Data entries:
%%

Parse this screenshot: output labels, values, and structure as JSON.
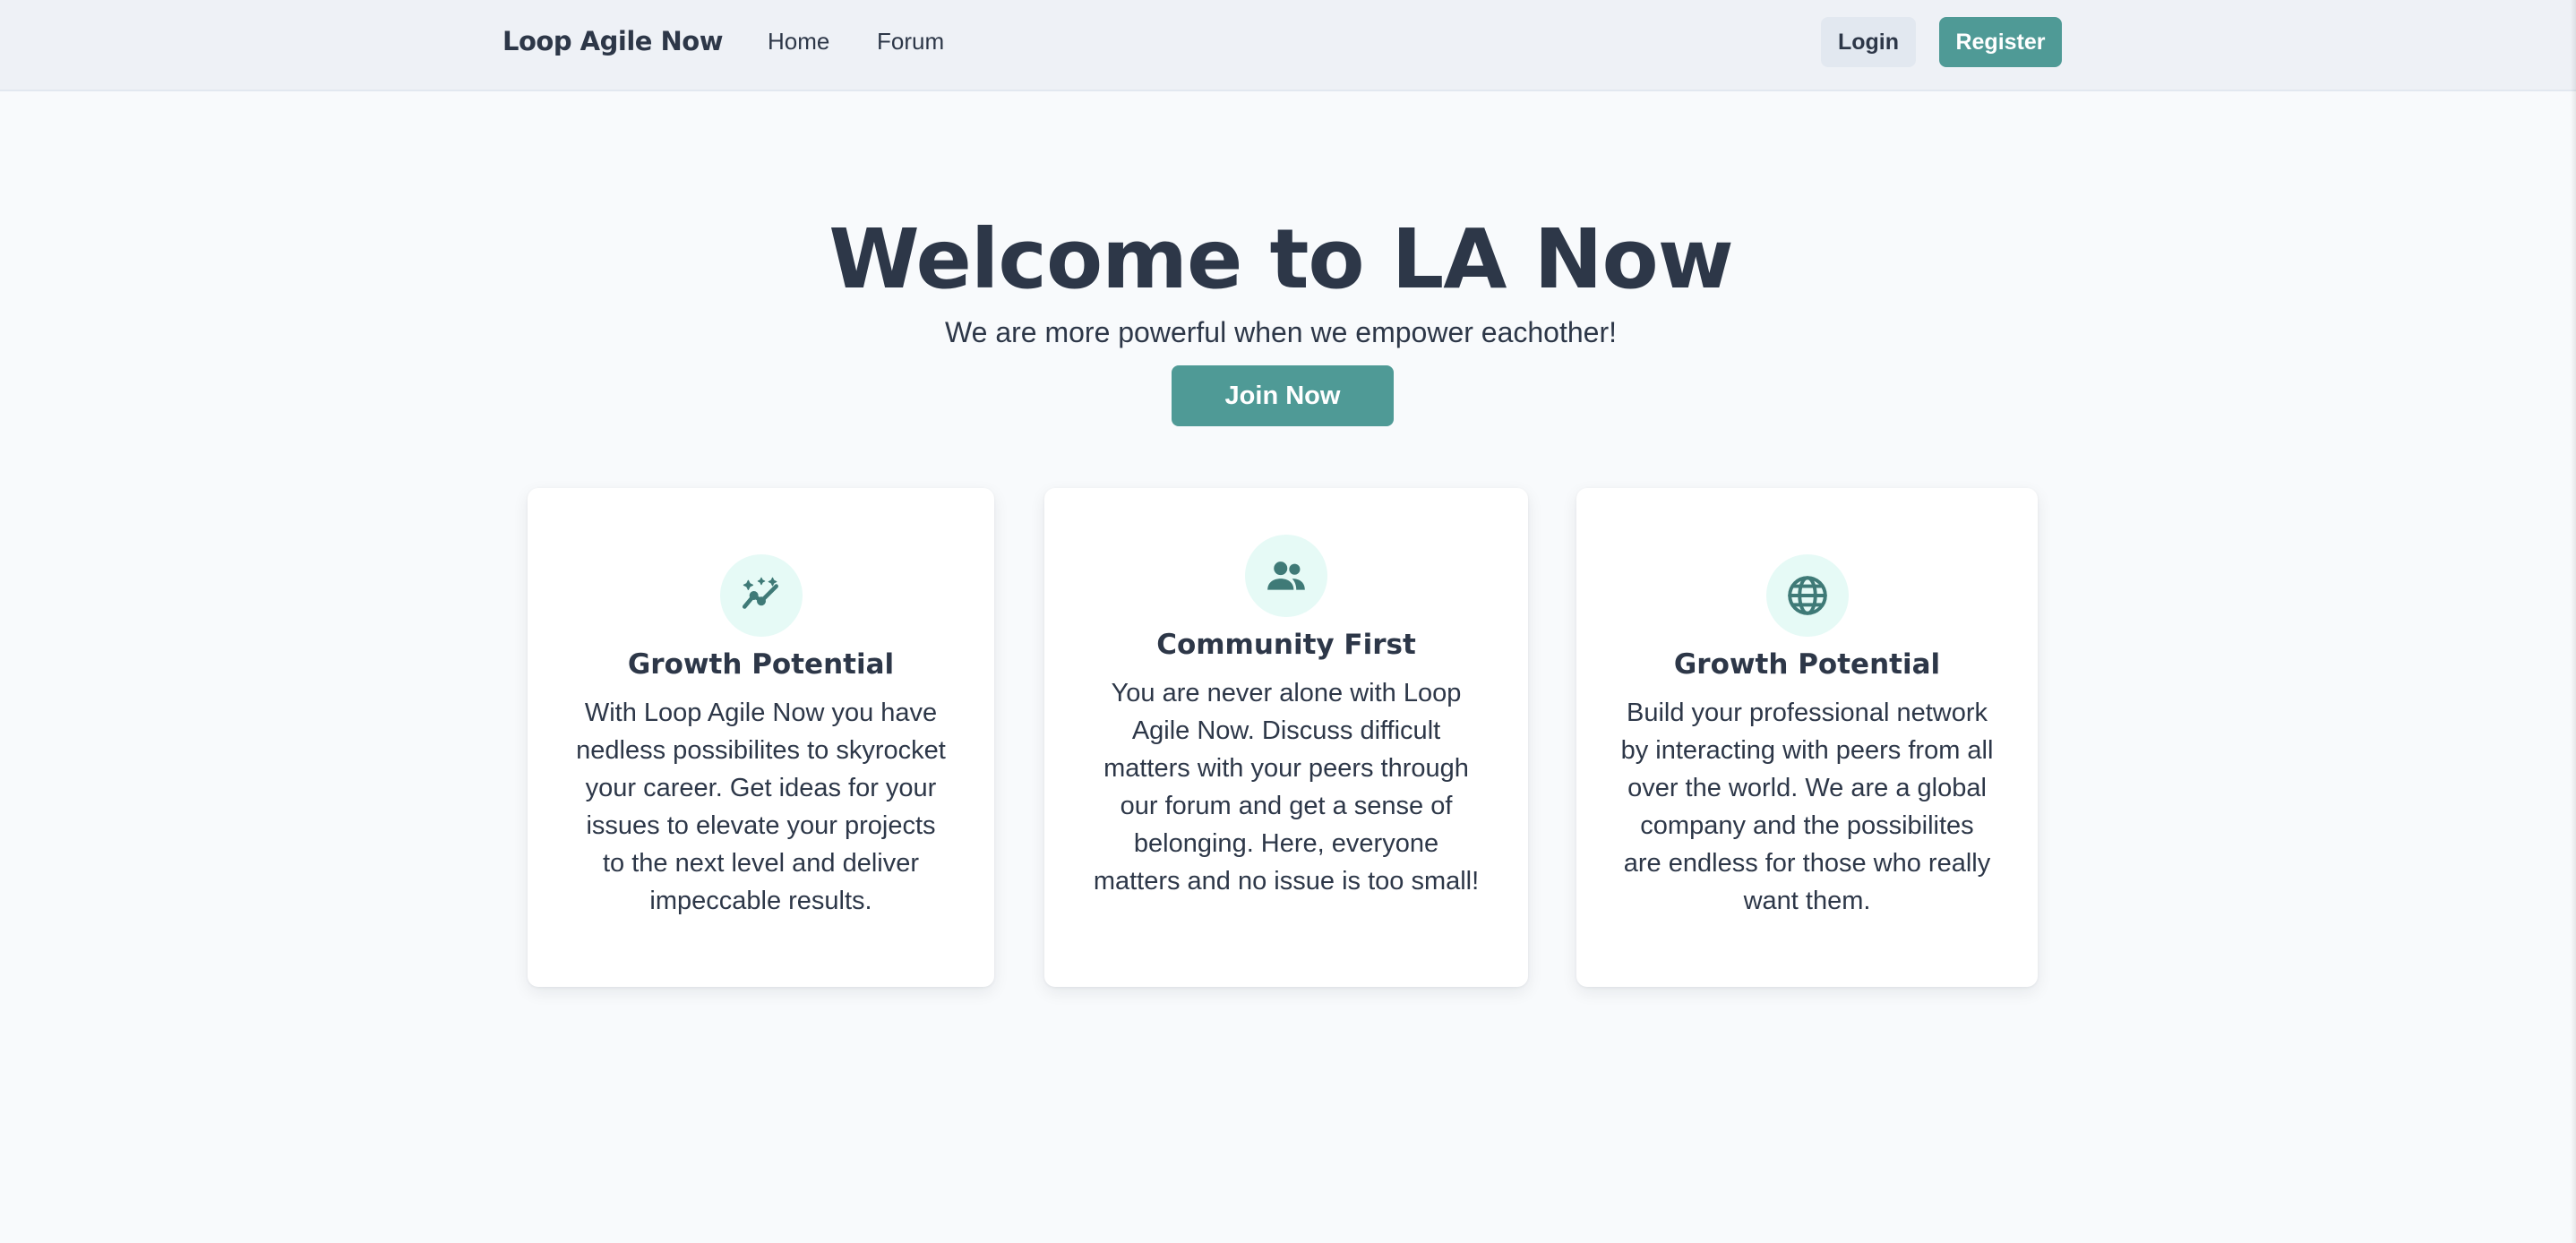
{
  "navbar": {
    "brand": "Loop Agile Now",
    "links": [
      {
        "label": "Home"
      },
      {
        "label": "Forum"
      }
    ],
    "login_label": "Login",
    "register_label": "Register"
  },
  "hero": {
    "title": "Welcome to LA Now",
    "subtitle": "We are more powerful when we empower eachother!",
    "cta_label": "Join Now"
  },
  "features": [
    {
      "icon": "sparkle-chart-icon",
      "title": "Growth Potential",
      "text": "With Loop Agile Now you have nedless possibilites to skyrocket your career. Get ideas for your issues to elevate your projects to the next level and deliver impeccable results."
    },
    {
      "icon": "users-icon",
      "title": "Community First",
      "text": "You are never alone with Loop Agile Now. Discuss difficult matters with your peers through our forum and get a sense of belonging. Here, everyone matters and no issue is too small!"
    },
    {
      "icon": "globe-icon",
      "title": "Growth Potential",
      "text": "Build your professional network by interacting with peers from all over the world. We are a global company and the possibilites are endless for those who really want them."
    }
  ],
  "colors": {
    "accent": "#4f9a96",
    "icon_bg": "#e6faf6",
    "icon_fg": "#3f7a77",
    "text": "#2d3748",
    "navbar_bg": "#eef1f6",
    "page_bg": "#f8fafc"
  }
}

%%

[What the task asks]:
Copy each line in full and exactly, omitting any picture.

[Task output]:
Parse this screenshot: output labels, values, and structure as JSON.
{
  "navbar": {
    "brand": "Loop Agile Now",
    "links": [
      {
        "label": "Home"
      },
      {
        "label": "Forum"
      }
    ],
    "login_label": "Login",
    "register_label": "Register"
  },
  "hero": {
    "title": "Welcome to LA Now",
    "subtitle": "We are more powerful when we empower eachother!",
    "cta_label": "Join Now"
  },
  "features": [
    {
      "icon": "sparkle-chart-icon",
      "title": "Growth Potential",
      "text": "With Loop Agile Now you have nedless possibilites to skyrocket your career. Get ideas for your issues to elevate your projects to the next level and deliver impeccable results."
    },
    {
      "icon": "users-icon",
      "title": "Community First",
      "text": "You are never alone with Loop Agile Now. Discuss difficult matters with your peers through our forum and get a sense of belonging. Here, everyone matters and no issue is too small!"
    },
    {
      "icon": "globe-icon",
      "title": "Growth Potential",
      "text": "Build your professional network by interacting with peers from all over the world. We are a global company and the possibilites are endless for those who really want them."
    }
  ],
  "colors": {
    "accent": "#4f9a96",
    "icon_bg": "#e6faf6",
    "icon_fg": "#3f7a77",
    "text": "#2d3748",
    "navbar_bg": "#eef1f6",
    "page_bg": "#f8fafc"
  }
}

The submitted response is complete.